* **WHAT YOU SHOULD DO**
From the records below, extract all the text exactly and leave the images behind.

* **Collected data entries**

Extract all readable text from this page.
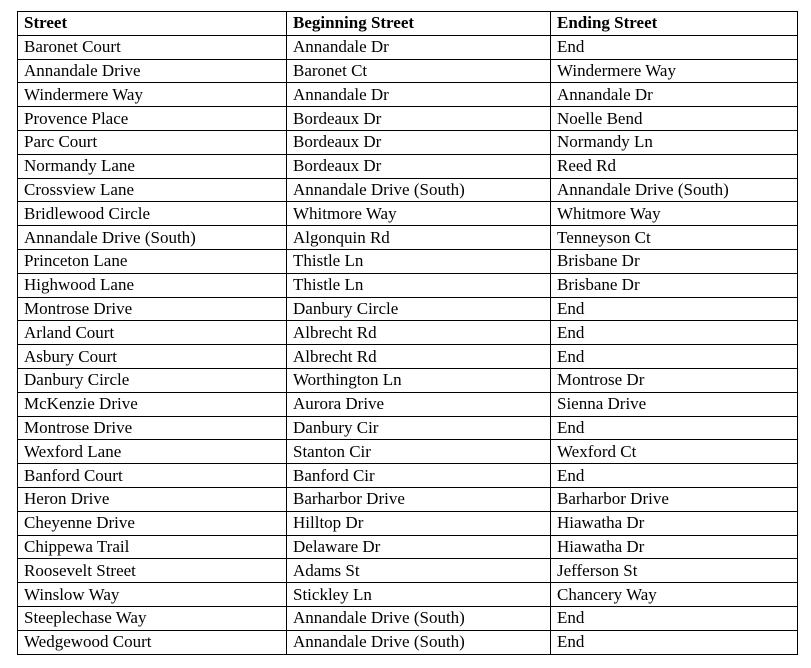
Street	Beginning Street	Ending Street
Baronet Court	Annandale Dr	End
Annandale Drive	Baronet Ct	Windermere Way
Windermere Way	Annandale Dr	Annandale Dr
Provence Place	Bordeaux Dr	Noelle Bend
Parc Court	Bordeaux Dr	Normandy Ln
Normandy Lane	Bordeaux Dr	Reed Rd
Crossview Lane	Annandale Drive (South)	Annandale Drive (South)
Bridlewood Circle	Whitmore Way	Whitmore Way
Annandale Drive (South)	Algonquin Rd	Tenneyson Ct
Princeton Lane	Thistle Ln	Brisbane Dr
Highwood Lane	Thistle Ln	Brisbane Dr
Montrose Drive	Danbury Circle	End
Arland Court	Albrecht Rd	End
Asbury Court	Albrecht Rd	End
Danbury Circle	Worthington Ln	Montrose Dr
McKenzie Drive	Aurora Drive	Sienna Drive
Montrose Drive	Danbury Cir	End
Wexford Lane	Stanton Cir	Wexford Ct
Banford Court	Banford Cir	End
Heron Drive	Barharbor Drive	Barharbor Drive
Cheyenne Drive	Hilltop Dr	Hiawatha Dr
Chippewa Trail	Delaware Dr	Hiawatha Dr
Roosevelt Street	Adams St	Jefferson St
Winslow Way	Stickley Ln	Chancery Way
Steeplechase Way	Annandale Drive (South)	End
Wedgewood Court	Annandale Drive (South)	End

* **REPLY TO THE TASK**
Extract all readable text from this page.
Street	Beginning Street	Ending Street
Baronet Court	Annandale Dr	End
Annandale Drive	Baronet Ct	Windermere Way
Windermere Way	Annandale Dr	Annandale Dr
Provence Place	Bordeaux Dr	Noelle Bend
Parc Court	Bordeaux Dr	Normandy Ln
Normandy Lane	Bordeaux Dr	Reed Rd
Crossview Lane	Annandale Drive (South)	Annandale Drive (South)
Bridlewood Circle	Whitmore Way	Whitmore Way
Annandale Drive (South)	Algonquin Rd	Tenneyson Ct
Princeton Lane	Thistle Ln	Brisbane Dr
Highwood Lane	Thistle Ln	Brisbane Dr
Montrose Drive	Danbury Circle	End
Arland Court	Albrecht Rd	End
Asbury Court	Albrecht Rd	End
Danbury Circle	Worthington Ln	Montrose Dr
McKenzie Drive	Aurora Drive	Sienna Drive
Montrose Drive	Danbury Cir	End
Wexford Lane	Stanton Cir	Wexford Ct
Banford Court	Banford Cir	End
Heron Drive	Barharbor Drive	Barharbor Drive
Cheyenne Drive	Hilltop Dr	Hiawatha Dr
Chippewa Trail	Delaware Dr	Hiawatha Dr
Roosevelt Street	Adams St	Jefferson St
Winslow Way	Stickley Ln	Chancery Way
Steeplechase Way	Annandale Drive (South)	End
Wedgewood Court	Annandale Drive (South)	End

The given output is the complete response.